(Dataset records)

%%

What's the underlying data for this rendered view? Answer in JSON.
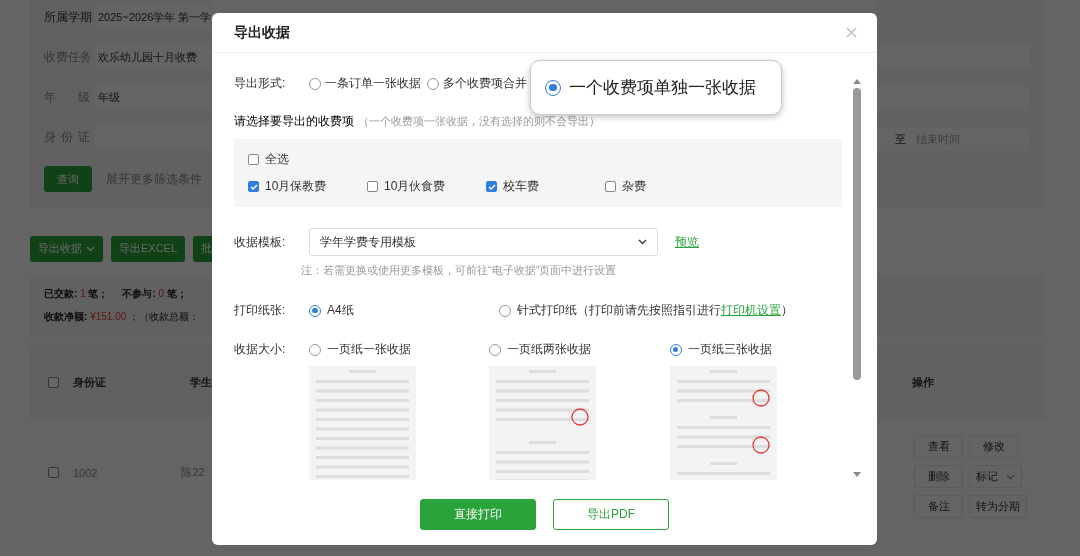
{
  "background": {
    "filters": [
      {
        "label": "所属学期",
        "value": "2025~2026学年 第一学"
      },
      {
        "label": "收费任务",
        "value": "欢乐幼儿园十月收费"
      },
      {
        "label": "年级",
        "value": "年级"
      },
      {
        "label": "身份证"
      }
    ],
    "query_button": "查询",
    "expand_link": "展开更多筛选条件",
    "actions": [
      {
        "label": "导出收据",
        "kind": "dropdown"
      },
      {
        "label": "导出EXCEL",
        "kind": "plain"
      },
      {
        "label": "批",
        "kind": "plain"
      }
    ],
    "stats": [
      {
        "label": "已交款:",
        "count": "1",
        "unit": "笔；"
      },
      {
        "label": "不参与:",
        "count": "0",
        "unit": "笔；"
      }
    ],
    "net": {
      "label": "收款净额:",
      "amount": "¥151.00",
      "suffix": "；（收款总额："
    },
    "table": {
      "all_checked": false,
      "columns": [
        "身份证",
        "学生"
      ],
      "rows": [
        {
          "checked": false,
          "cells": [
            "1002",
            "陈22"
          ]
        }
      ]
    },
    "date_range": {
      "separator": "至",
      "placeholder": "结束时间"
    },
    "ops_column": "操作",
    "row_actions": [
      [
        {
          "label": "查看",
          "kind": "plain"
        },
        {
          "label": "修改",
          "kind": "plain"
        }
      ],
      [
        {
          "label": "删除",
          "kind": "plain"
        },
        {
          "label": "标记",
          "kind": "dropdown"
        }
      ],
      [
        {
          "label": "备注",
          "kind": "plain"
        },
        {
          "label": "转为分期",
          "kind": "plain"
        }
      ]
    ]
  },
  "dialog": {
    "title": "导出收据",
    "export_format": {
      "label": "导出形式:",
      "options": [
        {
          "label": "一条订单一张收据",
          "selected": false,
          "magnified": false
        },
        {
          "label": "多个收费项合并",
          "selected": false,
          "magnified": false
        },
        {
          "label": "一个收费项单独一张收据",
          "selected": true,
          "magnified": true
        }
      ]
    },
    "fee_items": {
      "title": "请选择要导出的收费项",
      "hint": "（一个收费项一张收据，没有选择的则不会导出）",
      "select_all": {
        "label": "全选",
        "checked": false
      },
      "items": [
        {
          "label": "10月保教费",
          "checked": true
        },
        {
          "label": "10月伙食费",
          "checked": false
        },
        {
          "label": "校车费",
          "checked": true
        },
        {
          "label": "杂费",
          "checked": false
        }
      ]
    },
    "template": {
      "label": "收据模板:",
      "value": "学年学费专用模板",
      "preview_link": "预览",
      "note": "注：若需更换或使用更多模板，可前往“电子收据”页面中进行设置"
    },
    "paper": {
      "label": "打印纸张:",
      "options": [
        {
          "label": "A4纸",
          "selected": true
        },
        {
          "label": "针式打印纸（打印前请先按照指引进行",
          "link": "打印机设置",
          "suffix": "）",
          "selected": false
        }
      ]
    },
    "size": {
      "label": "收据大小:",
      "options": [
        {
          "label": "一页纸一张收据",
          "selected": false
        },
        {
          "label": "一页纸两张收据",
          "selected": false
        },
        {
          "label": "一页纸三张收据",
          "selected": true
        }
      ]
    },
    "buttons": [
      {
        "label": "直接打印",
        "kind": "primary"
      },
      {
        "label": "导出PDF",
        "kind": "outline"
      }
    ]
  }
}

%%

Exercise details —
Write the lines above out again exactly, without any of their pictures.

Solution for this task —
What's the underlying data for this rendered view? Answer in JSON.
{
  "background": {
    "filters": [
      {
        "label": "所属学期",
        "value": "2025~2026学年 第一学"
      },
      {
        "label": "收费任务",
        "value": "欢乐幼儿园十月收费"
      },
      {
        "label": "年级",
        "value": "年级"
      },
      {
        "label": "身份证"
      }
    ],
    "query_button": "查询",
    "expand_link": "展开更多筛选条件",
    "actions": [
      {
        "label": "导出收据",
        "kind": "dropdown"
      },
      {
        "label": "导出EXCEL",
        "kind": "plain"
      },
      {
        "label": "批",
        "kind": "plain"
      }
    ],
    "stats": [
      {
        "label": "已交款:",
        "count": "1",
        "unit": "笔；"
      },
      {
        "label": "不参与:",
        "count": "0",
        "unit": "笔；"
      }
    ],
    "net": {
      "label": "收款净额:",
      "amount": "¥151.00",
      "suffix": "；（收款总额："
    },
    "table": {
      "all_checked": false,
      "columns": [
        "身份证",
        "学生"
      ],
      "rows": [
        {
          "checked": false,
          "cells": [
            "1002",
            "陈22"
          ]
        }
      ]
    },
    "date_range": {
      "separator": "至",
      "placeholder": "结束时间"
    },
    "ops_column": "操作",
    "row_actions": [
      [
        {
          "label": "查看",
          "kind": "plain"
        },
        {
          "label": "修改",
          "kind": "plain"
        }
      ],
      [
        {
          "label": "删除",
          "kind": "plain"
        },
        {
          "label": "标记",
          "kind": "dropdown"
        }
      ],
      [
        {
          "label": "备注",
          "kind": "plain"
        },
        {
          "label": "转为分期",
          "kind": "plain"
        }
      ]
    ]
  },
  "dialog": {
    "title": "导出收据",
    "export_format": {
      "label": "导出形式:",
      "options": [
        {
          "label": "一条订单一张收据",
          "selected": false,
          "magnified": false
        },
        {
          "label": "多个收费项合并",
          "selected": false,
          "magnified": false
        },
        {
          "label": "一个收费项单独一张收据",
          "selected": true,
          "magnified": true
        }
      ]
    },
    "fee_items": {
      "title": "请选择要导出的收费项",
      "hint": "（一个收费项一张收据，没有选择的则不会导出）",
      "select_all": {
        "label": "全选",
        "checked": false
      },
      "items": [
        {
          "label": "10月保教费",
          "checked": true
        },
        {
          "label": "10月伙食费",
          "checked": false
        },
        {
          "label": "校车费",
          "checked": true
        },
        {
          "label": "杂费",
          "checked": false
        }
      ]
    },
    "template": {
      "label": "收据模板:",
      "value": "学年学费专用模板",
      "preview_link": "预览",
      "note": "注：若需更换或使用更多模板，可前往“电子收据”页面中进行设置"
    },
    "paper": {
      "label": "打印纸张:",
      "options": [
        {
          "label": "A4纸",
          "selected": true
        },
        {
          "label": "针式打印纸（打印前请先按照指引进行",
          "link": "打印机设置",
          "suffix": "）",
          "selected": false
        }
      ]
    },
    "size": {
      "label": "收据大小:",
      "options": [
        {
          "label": "一页纸一张收据",
          "selected": false
        },
        {
          "label": "一页纸两张收据",
          "selected": false
        },
        {
          "label": "一页纸三张收据",
          "selected": true
        }
      ]
    },
    "buttons": [
      {
        "label": "直接打印",
        "kind": "primary"
      },
      {
        "label": "导出PDF",
        "kind": "outline"
      }
    ]
  }
}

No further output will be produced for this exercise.